### Materials provided ###

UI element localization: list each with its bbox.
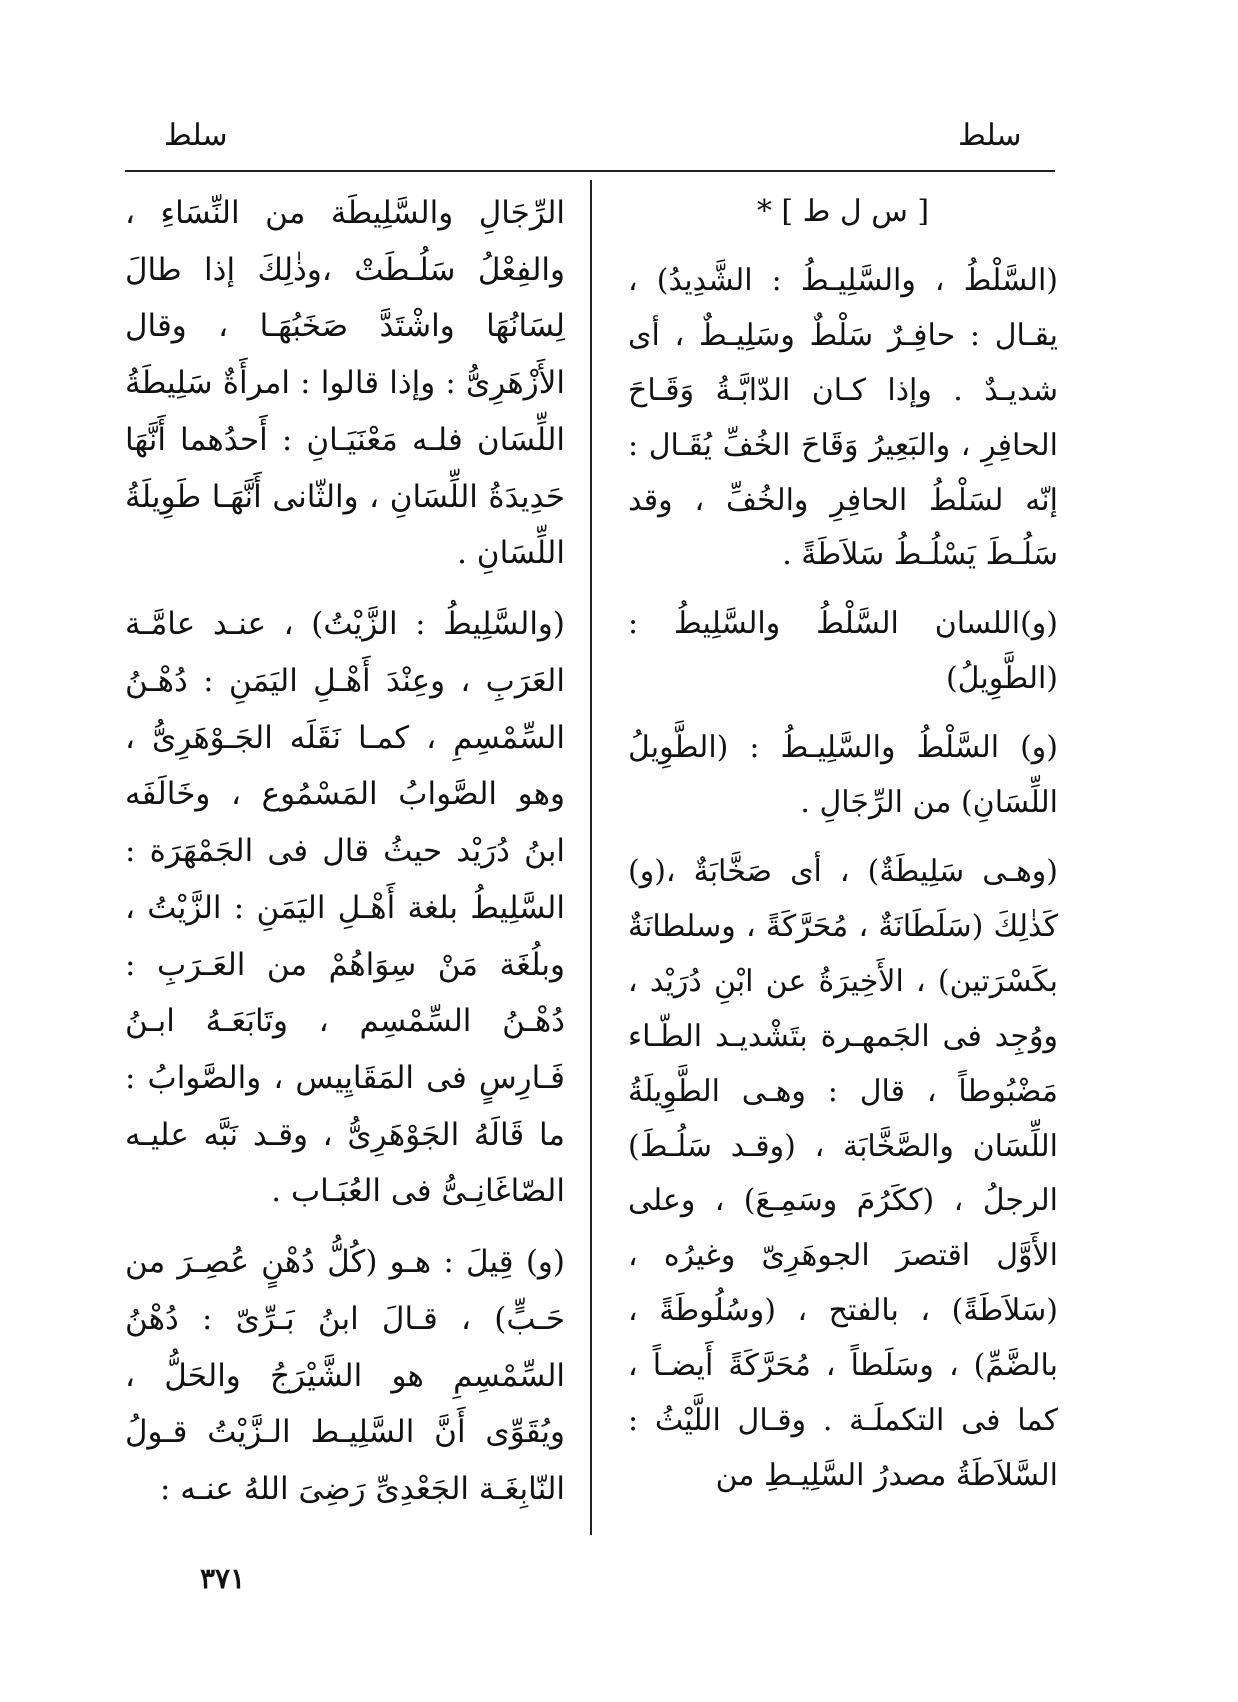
column-divider [590,180,592,1535]
paragraph: الرِّجَالِ والسَّلِيطَة من النِّسَاءِ ، والفِعْلُ سَلُـطَتْ ،وذٰلِكَ إذا طالَ لِسَانُهَا واشْتَدَّ صَخَبُهَـا ، وقال الأَزْهَرِىُّ : وإذا قالوا : امرأَةٌ سَلِيطَةُ اللِّسَان فلـه مَعْنَيَـانِ : أَحدُهما أَنَّهَا حَدِيدَةُ اللِّسَانِ ، والثّانى أَنَّهَـا طَوِيلَةُ اللِّسَانِ . [125,195,565,572]
paragraph: (و) السَّلْطُ والسَّلِيـطُ : (الطَّوِيلُ اللِّسَانِ) من الرِّجَالِ . [628,730,1058,821]
paragraph: (و)اللسان السَّلْطُ والسَّلِيطُ : (الطَّوِيلُ) [628,606,1058,697]
header-root-word-right: سلط [958,118,1022,153]
paragraph: (والسَّلِيطُ : الزَّيْتُ) ، عنـد عامَّـة العَرَبِ ، وعِنْدَ أَهْـلِ اليَمَنِ : دُهْـنُ السِّمْسِمِ ، كمـا نَقَلَه الجَـوْهَرِىُّ ، وهو الصَّوابُ المَسْمُوع ، وخَالَفَه ابنُ دُرَيْد حيثُ قال فى الجَمْهَرَة : السَّلِيطُ بلغة أَهْـلِ اليَمَنِ : الزَّيْتُ ، وبلُغَة مَنْ سِوَاهُمْ من العَـرَبِ : دُهْـنُ السِّمْسِم ، وتَابَعَـهُ ابـنُ فَـارِسٍ فى المَقَايِيس ، والصَّوابُ : ما قَالَهُ الجَوْهَرِىُّ ، وقـد نَبَّه عليـه الصّاغَانِـىُّ فى العُبَـاب . [125,606,565,1210]
header-rule [125,170,1055,172]
header-root-word-left: سلط [164,118,228,153]
entry-heading: [ س ل ط ] * [756,194,930,229]
page-number: ٣٧١ [200,1562,246,1595]
left-column [125,185,565,1532]
paragraph: (السَّلْطُ ، والسَّلِيـطُ : الشَّدِيدُ) ، يقـال : حافِـرٌ سَلْطٌ وسَلِيـطٌ ، أى شديـدٌ . وإذا كـان الدّابَّـةُ وَقَـاحَ الحافِرِ ، والبَعِيرُ وَقَاحَ الخُفِّ يُقَـال : إنّه لسَلْطُ الحافِرِ والخُفِّ ، وقد سَلُـطَ يَسْلُـطُ سَلاَطَةً . [628,262,1058,573]
paragraph: (و) قِيلَ : هـو (كُلُّ دُهْنٍ عُصِـرَ من حَـبٍّ) ، قـالَ ابنُ بَـرِّىّ : دُهْنُ السِّمْسِمِ هو الشَّيْرَجُ والحَلُّ ، ويُقَوِّى أَنَّ السَّلِيـط الـزَّيْتُ قـولُ النّابِغَـة الجَعْدِىِّ رَضِىَ اللهُ عنـه : [125,1244,565,1508]
paragraph: (وهـى سَلِيطَةٌ) ، أى صَخَّابَةٌ ،(و) كَذٰلِكَ (سَلَطَانَةٌ ، مُحَرَّكَةً ، وسلطانَةٌ بكَسْرَتين) ، الأَخِيرَةُ عن ابْنِ دُرَيْد ، ووُجِد فى الجَمهـرة بتَشْديـد الطّـاء مَضْبُوطاً ، قال : وهـى الطَّوِيلَةُ اللِّسَان والصَّخَّابَة ، (وقـد سَلُـطَ) الرجلُ ، (ككَرُمَ وسَمِـعَ) ، وعلى الأَوَّل اقتصرَ الجوهَرِىّ وغيرُه ، (سَلاَطَةً) ، بالفتح ، (وسُلُوطَةً ، بالضَّمِّ) ، وسَلَطاً ، مُحَرَّكَةً أَيضـاً ، كما فى التكملَـة . وقـال اللَّيْثُ : السَّلاَطَةُ مصدرُ السَّلِيـطِ من [628,853,1058,1493]
right-column [628,185,1058,1518]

###

Exercise instructions - Write out every line of the entry above with no changes, but omit the picture.

Solution for this exercise -
UI element localization: list each with its bbox.
column-divider [590,180,592,1535]
paragraph: الرِّجَالِ والسَّلِيطَة من النِّسَاءِ ، والفِعْلُ سَلُـطَتْ ،وذٰلِكَ إذا طالَ لِسَانُهَا واشْتَدَّ صَخَبُهَـا ، وقال الأَزْهَرِىُّ : وإذا قالوا : امرأَةٌ سَلِيطَةُ اللِّسَان فلـه مَعْنَيَـانِ : أَحدُهما أَنَّهَا حَدِيدَةُ اللِّسَانِ ، والثّانى أَنَّهَـا طَوِيلَةُ اللِّسَانِ . [125,195,565,572]
paragraph: (و) السَّلْطُ والسَّلِيـطُ : (الطَّوِيلُ اللِّسَانِ) من الرِّجَالِ . [628,730,1058,821]
paragraph: (و)اللسان السَّلْطُ والسَّلِيطُ : (الطَّوِيلُ) [628,606,1058,697]
header-root-word-right: سلط [958,118,1022,153]
paragraph: (والسَّلِيطُ : الزَّيْتُ) ، عنـد عامَّـة العَرَبِ ، وعِنْدَ أَهْـلِ اليَمَنِ : دُهْـنُ السِّمْسِمِ ، كمـا نَقَلَه الجَـوْهَرِىُّ ، وهو الصَّوابُ المَسْمُوع ، وخَالَفَه ابنُ دُرَيْد حيثُ قال فى الجَمْهَرَة : السَّلِيطُ بلغة أَهْـلِ اليَمَنِ : الزَّيْتُ ، وبلُغَة مَنْ سِوَاهُمْ من العَـرَبِ : دُهْـنُ السِّمْسِم ، وتَابَعَـهُ ابـنُ فَـارِسٍ فى المَقَايِيس ، والصَّوابُ : ما قَالَهُ الجَوْهَرِىُّ ، وقـد نَبَّه عليـه الصّاغَانِـىُّ فى العُبَـاب . [125,606,565,1210]
header-rule [125,170,1055,172]
header-root-word-left: سلط [164,118,228,153]
entry-heading: [ س ل ط ] * [756,194,930,229]
page-number: ٣٧١ [200,1562,246,1595]
left-column [125,185,565,1532]
paragraph: (السَّلْطُ ، والسَّلِيـطُ : الشَّدِيدُ) ، يقـال : حافِـرٌ سَلْطٌ وسَلِيـطٌ ، أى شديـدٌ . وإذا كـان الدّابَّـةُ وَقَـاحَ الحافِرِ ، والبَعِيرُ وَقَاحَ الخُفِّ يُقَـال : إنّه لسَلْطُ الحافِرِ والخُفِّ ، وقد سَلُـطَ يَسْلُـطُ سَلاَطَةً . [628,262,1058,573]
paragraph: (و) قِيلَ : هـو (كُلُّ دُهْنٍ عُصِـرَ من حَـبٍّ) ، قـالَ ابنُ بَـرِّىّ : دُهْنُ السِّمْسِمِ هو الشَّيْرَجُ والحَلُّ ، ويُقَوِّى أَنَّ السَّلِيـط الـزَّيْتُ قـولُ النّابِغَـة الجَعْدِىِّ رَضِىَ اللهُ عنـه : [125,1244,565,1508]
paragraph: (وهـى سَلِيطَةٌ) ، أى صَخَّابَةٌ ،(و) كَذٰلِكَ (سَلَطَانَةٌ ، مُحَرَّكَةً ، وسلطانَةٌ بكَسْرَتين) ، الأَخِيرَةُ عن ابْنِ دُرَيْد ، ووُجِد فى الجَمهـرة بتَشْديـد الطّـاء مَضْبُوطاً ، قال : وهـى الطَّوِيلَةُ اللِّسَان والصَّخَّابَة ، (وقـد سَلُـطَ) الرجلُ ، (ككَرُمَ وسَمِـعَ) ، وعلى الأَوَّل اقتصرَ الجوهَرِىّ وغيرُه ، (سَلاَطَةً) ، بالفتح ، (وسُلُوطَةً ، بالضَّمِّ) ، وسَلَطاً ، مُحَرَّكَةً أَيضـاً ، كما فى التكملَـة . وقـال اللَّيْثُ : السَّلاَطَةُ مصدرُ السَّلِيـطِ من [628,853,1058,1493]
right-column [628,185,1058,1518]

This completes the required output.